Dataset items
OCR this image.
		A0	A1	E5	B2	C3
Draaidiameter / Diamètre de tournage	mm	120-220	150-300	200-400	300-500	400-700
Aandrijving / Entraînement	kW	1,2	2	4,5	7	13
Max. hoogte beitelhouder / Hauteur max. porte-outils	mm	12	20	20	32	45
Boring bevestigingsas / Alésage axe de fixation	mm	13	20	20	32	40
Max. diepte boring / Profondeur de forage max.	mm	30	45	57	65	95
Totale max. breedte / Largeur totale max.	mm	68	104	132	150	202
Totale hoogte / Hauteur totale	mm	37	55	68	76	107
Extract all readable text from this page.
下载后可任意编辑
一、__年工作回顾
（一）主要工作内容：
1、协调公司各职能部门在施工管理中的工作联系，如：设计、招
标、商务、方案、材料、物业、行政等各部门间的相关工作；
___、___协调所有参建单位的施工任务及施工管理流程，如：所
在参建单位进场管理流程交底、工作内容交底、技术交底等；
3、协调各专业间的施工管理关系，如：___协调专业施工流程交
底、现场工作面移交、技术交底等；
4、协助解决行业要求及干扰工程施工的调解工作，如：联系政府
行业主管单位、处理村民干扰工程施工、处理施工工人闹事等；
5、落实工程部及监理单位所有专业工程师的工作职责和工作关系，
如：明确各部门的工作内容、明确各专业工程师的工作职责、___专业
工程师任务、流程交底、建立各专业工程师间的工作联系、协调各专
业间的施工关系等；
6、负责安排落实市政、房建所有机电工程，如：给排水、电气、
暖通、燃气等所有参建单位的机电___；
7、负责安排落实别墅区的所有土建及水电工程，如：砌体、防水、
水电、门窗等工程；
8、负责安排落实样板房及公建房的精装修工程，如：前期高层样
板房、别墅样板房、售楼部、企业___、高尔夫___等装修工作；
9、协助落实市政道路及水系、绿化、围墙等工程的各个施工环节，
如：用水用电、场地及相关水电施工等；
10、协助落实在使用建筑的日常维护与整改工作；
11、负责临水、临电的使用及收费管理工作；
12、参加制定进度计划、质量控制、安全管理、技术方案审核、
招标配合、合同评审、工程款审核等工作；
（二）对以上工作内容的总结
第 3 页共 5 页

AIM OF THE EXERCISE:
Nothing outside the span should appear: transcribe the lines from the one containing "Extract all readable text from this page." through the last line of the records.

WRITTEN RESPONSE:
Extract all readable text from this page.
下载后可任意编辑
一、__年工作回顾
（一）主要工作内容：
1、协调公司各职能部门在施工管理中的工作联系，如：设计、招
标、商务、方案、材料、物业、行政等各部门间的相关工作；
___、___协调所有参建单位的施工任务及施工管理流程，如：所
在参建单位进场管理流程交底、工作内容交底、技术交底等；
3、协调各专业间的施工管理关系，如：___协调专业施工流程交
底、现场工作面移交、技术交底等；
4、协助解决行业要求及干扰工程施工的调解工作，如：联系政府
行业主管单位、处理村民干扰工程施工、处理施工工人闹事等；
5、落实工程部及监理单位所有专业工程师的工作职责和工作关系，
如：明确各部门的工作内容、明确各专业工程师的工作职责、___专业
工程师任务、流程交底、建立各专业工程师间的工作联系、协调各专
业间的施工关系等；
6、负责安排落实市政、房建所有机电工程，如：给排水、电气、
暖通、燃气等所有参建单位的机电___；
7、负责安排落实别墅区的所有土建及水电工程，如：砌体、防水、
水电、门窗等工程；
8、负责安排落实样板房及公建房的精装修工程，如：前期高层样
板房、别墅样板房、售楼部、企业___、高尔夫___等装修工作；
9、协助落实市政道路及水系、绿化、围墙等工程的各个施工环节，
如：用水用电、场地及相关水电施工等；
10、协助落实在使用建筑的日常维护与整改工作；
11、负责临水、临电的使用及收费管理工作；
12、参加制定进度计划、质量控制、安全管理、技术方案审核、
招标配合、合同评审、工程款审核等工作；
（二）对以上工作内容的总结
第 3 页共 5 页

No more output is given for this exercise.